start Record set

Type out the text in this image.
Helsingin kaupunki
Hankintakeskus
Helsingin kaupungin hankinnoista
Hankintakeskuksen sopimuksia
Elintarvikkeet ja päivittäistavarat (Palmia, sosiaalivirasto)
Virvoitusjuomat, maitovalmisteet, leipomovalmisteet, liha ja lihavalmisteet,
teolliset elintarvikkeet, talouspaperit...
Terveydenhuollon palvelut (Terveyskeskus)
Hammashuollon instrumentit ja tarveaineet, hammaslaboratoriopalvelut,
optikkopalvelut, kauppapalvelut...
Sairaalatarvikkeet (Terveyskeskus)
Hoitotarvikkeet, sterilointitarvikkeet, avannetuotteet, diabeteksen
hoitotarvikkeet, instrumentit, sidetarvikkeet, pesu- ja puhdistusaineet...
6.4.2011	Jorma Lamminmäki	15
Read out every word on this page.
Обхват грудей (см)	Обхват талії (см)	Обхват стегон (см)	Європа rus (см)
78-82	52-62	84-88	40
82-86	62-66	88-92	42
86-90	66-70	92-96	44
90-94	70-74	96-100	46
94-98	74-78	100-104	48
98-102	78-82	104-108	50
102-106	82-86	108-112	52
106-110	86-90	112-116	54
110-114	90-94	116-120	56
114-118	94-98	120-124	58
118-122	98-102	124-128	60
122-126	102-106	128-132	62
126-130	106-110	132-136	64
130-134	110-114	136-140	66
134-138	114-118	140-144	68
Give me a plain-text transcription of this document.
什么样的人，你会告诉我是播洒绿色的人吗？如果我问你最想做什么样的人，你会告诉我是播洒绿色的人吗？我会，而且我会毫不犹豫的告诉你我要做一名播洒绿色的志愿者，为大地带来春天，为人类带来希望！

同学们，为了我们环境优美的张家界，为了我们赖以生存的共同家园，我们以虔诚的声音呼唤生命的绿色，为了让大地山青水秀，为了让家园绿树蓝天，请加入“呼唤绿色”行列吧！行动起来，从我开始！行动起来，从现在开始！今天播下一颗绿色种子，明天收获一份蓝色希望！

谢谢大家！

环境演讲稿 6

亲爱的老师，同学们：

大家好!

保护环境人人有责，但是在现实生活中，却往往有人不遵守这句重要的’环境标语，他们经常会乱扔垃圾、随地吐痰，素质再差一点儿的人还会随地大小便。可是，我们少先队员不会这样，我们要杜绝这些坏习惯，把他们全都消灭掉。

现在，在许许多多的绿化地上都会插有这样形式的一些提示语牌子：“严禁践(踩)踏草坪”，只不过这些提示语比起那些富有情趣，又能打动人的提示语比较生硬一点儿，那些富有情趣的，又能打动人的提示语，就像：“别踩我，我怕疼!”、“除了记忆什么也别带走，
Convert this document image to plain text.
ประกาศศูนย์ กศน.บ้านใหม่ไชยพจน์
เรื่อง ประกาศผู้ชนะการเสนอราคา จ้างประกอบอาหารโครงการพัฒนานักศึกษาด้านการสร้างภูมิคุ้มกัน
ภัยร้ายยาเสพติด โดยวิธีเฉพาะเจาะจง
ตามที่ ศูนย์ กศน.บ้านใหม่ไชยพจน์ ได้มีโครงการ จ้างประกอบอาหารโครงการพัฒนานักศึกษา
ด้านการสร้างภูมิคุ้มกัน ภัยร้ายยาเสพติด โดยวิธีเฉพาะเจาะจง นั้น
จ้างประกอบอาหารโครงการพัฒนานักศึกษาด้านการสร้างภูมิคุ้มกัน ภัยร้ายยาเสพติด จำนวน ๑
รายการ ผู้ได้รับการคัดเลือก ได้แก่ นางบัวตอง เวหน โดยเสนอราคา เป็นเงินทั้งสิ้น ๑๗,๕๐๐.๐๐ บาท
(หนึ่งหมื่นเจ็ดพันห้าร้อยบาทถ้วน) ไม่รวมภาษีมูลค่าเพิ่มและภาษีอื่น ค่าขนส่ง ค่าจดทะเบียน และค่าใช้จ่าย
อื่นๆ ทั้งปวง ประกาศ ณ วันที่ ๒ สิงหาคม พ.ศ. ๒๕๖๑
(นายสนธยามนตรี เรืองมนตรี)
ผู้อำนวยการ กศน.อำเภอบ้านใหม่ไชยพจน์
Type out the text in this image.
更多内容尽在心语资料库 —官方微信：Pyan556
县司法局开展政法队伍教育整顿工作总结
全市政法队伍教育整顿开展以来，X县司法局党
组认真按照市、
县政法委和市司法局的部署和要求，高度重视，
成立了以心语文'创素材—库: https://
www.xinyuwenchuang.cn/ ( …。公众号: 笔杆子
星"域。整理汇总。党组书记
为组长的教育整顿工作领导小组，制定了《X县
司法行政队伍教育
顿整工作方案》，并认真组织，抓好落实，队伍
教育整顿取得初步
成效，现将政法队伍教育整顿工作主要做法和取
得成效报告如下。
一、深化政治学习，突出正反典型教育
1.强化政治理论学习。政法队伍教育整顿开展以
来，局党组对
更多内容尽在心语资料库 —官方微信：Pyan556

end Record set

## Stated problem
Write out all the records above again, exactly as they stand.

## Answer
Type out the text in this image.
Helsingin kaupunki
Hankintakeskus
Helsingin kaupungin hankinnoista
Hankintakeskuksen sopimuksia
Elintarvikkeet ja päivittäistavarat (Palmia, sosiaalivirasto)
Virvoitusjuomat, maitovalmisteet, leipomovalmisteet, liha ja lihavalmisteet,
teolliset elintarvikkeet, talouspaperit...
Terveydenhuollon palvelut (Terveyskeskus)
Hammashuollon instrumentit ja tarveaineet, hammaslaboratoriopalvelut,
optikkopalvelut, kauppapalvelut...
Sairaalatarvikkeet (Terveyskeskus)
Hoitotarvikkeet, sterilointitarvikkeet, avannetuotteet, diabeteksen
hoitotarvikkeet, instrumentit, sidetarvikkeet, pesu- ja puhdistusaineet...
6.4.2011	Jorma Lamminmäki	15
Read out every word on this page.
Обхват грудей (см)	Обхват талії (см)	Обхват стегон (см)	Європа rus (см)
78-82	52-62	84-88	40
82-86	62-66	88-92	42
86-90	66-70	92-96	44
90-94	70-74	96-100	46
94-98	74-78	100-104	48
98-102	78-82	104-108	50
102-106	82-86	108-112	52
106-110	86-90	112-116	54
110-114	90-94	116-120	56
114-118	94-98	120-124	58
118-122	98-102	124-128	60
122-126	102-106	128-132	62
126-130	106-110	132-136	64
130-134	110-114	136-140	66
134-138	114-118	140-144	68
Give me a plain-text transcription of this document.
什么样的人，你会告诉我是播洒绿色的人吗？如果我问你最想做什么样的人，你会告诉我是播洒绿色的人吗？我会，而且我会毫不犹豫的告诉你我要做一名播洒绿色的志愿者，为大地带来春天，为人类带来希望！

同学们，为了我们环境优美的张家界，为了我们赖以生存的共同家园，我们以虔诚的声音呼唤生命的绿色，为了让大地山青水秀，为了让家园绿树蓝天，请加入“呼唤绿色”行列吧！行动起来，从我开始！行动起来，从现在开始！今天播下一颗绿色种子，明天收获一份蓝色希望！

谢谢大家！

环境演讲稿 6

亲爱的老师，同学们：

大家好!

保护环境人人有责，但是在现实生活中，却往往有人不遵守这句重要的’环境标语，他们经常会乱扔垃圾、随地吐痰，素质再差一点儿的人还会随地大小便。可是，我们少先队员不会这样，我们要杜绝这些坏习惯，把他们全都消灭掉。

现在，在许许多多的绿化地上都会插有这样形式的一些提示语牌子：“严禁践(踩)踏草坪”，只不过这些提示语比起那些富有情趣，又能打动人的提示语比较生硬一点儿，那些富有情趣的，又能打动人的提示语，就像：“别踩我，我怕疼!”、“除了记忆什么也别带走，
Convert this document image to plain text.
ประกาศศูนย์ กศน.บ้านใหม่ไชยพจน์
เรื่อง ประกาศผู้ชนะการเสนอราคา จ้างประกอบอาหารโครงการพัฒนานักศึกษาด้านการสร้างภูมิคุ้มกัน
ภัยร้ายยาเสพติด โดยวิธีเฉพาะเจาะจง
ตามที่ ศูนย์ กศน.บ้านใหม่ไชยพจน์ ได้มีโครงการ จ้างประกอบอาหารโครงการพัฒนานักศึกษา
ด้านการสร้างภูมิคุ้มกัน ภัยร้ายยาเสพติด โดยวิธีเฉพาะเจาะจง นั้น
จ้างประกอบอาหารโครงการพัฒนานักศึกษาด้านการสร้างภูมิคุ้มกัน ภัยร้ายยาเสพติด จำนวน ๑
รายการ ผู้ได้รับการคัดเลือก ได้แก่ นางบัวตอง เวหน โดยเสนอราคา เป็นเงินทั้งสิ้น ๑๗,๕๐๐.๐๐ บาท
(หนึ่งหมื่นเจ็ดพันห้าร้อยบาทถ้วน) ไม่รวมภาษีมูลค่าเพิ่มและภาษีอื่น ค่าขนส่ง ค่าจดทะเบียน และค่าใช้จ่าย
อื่นๆ ทั้งปวง ประกาศ ณ วันที่ ๒ สิงหาคม พ.ศ. ๒๕๖๑
(นายสนธยามนตรี เรืองมนตรี)
ผู้อำนวยการ กศน.อำเภอบ้านใหม่ไชยพจน์
Type out the text in this image.
更多内容尽在心语资料库 —官方微信：Pyan556
县司法局开展政法队伍教育整顿工作总结
全市政法队伍教育整顿开展以来，X县司法局党
组认真按照市、
县政法委和市司法局的部署和要求，高度重视，
成立了以心语文'创素材—库: https://
www.xinyuwenchuang.cn/ ( …。公众号: 笔杆子
星"域。整理汇总。党组书记
为组长的教育整顿工作领导小组，制定了《X县
司法行政队伍教育
顿整工作方案》，并认真组织，抓好落实，队伍
教育整顿取得初步
成效，现将政法队伍教育整顿工作主要做法和取
得成效报告如下。
一、深化政治学习，突出正反典型教育
1.强化政治理论学习。政法队伍教育整顿开展以
来，局党组对
更多内容尽在心语资料库 —官方微信：Pyan556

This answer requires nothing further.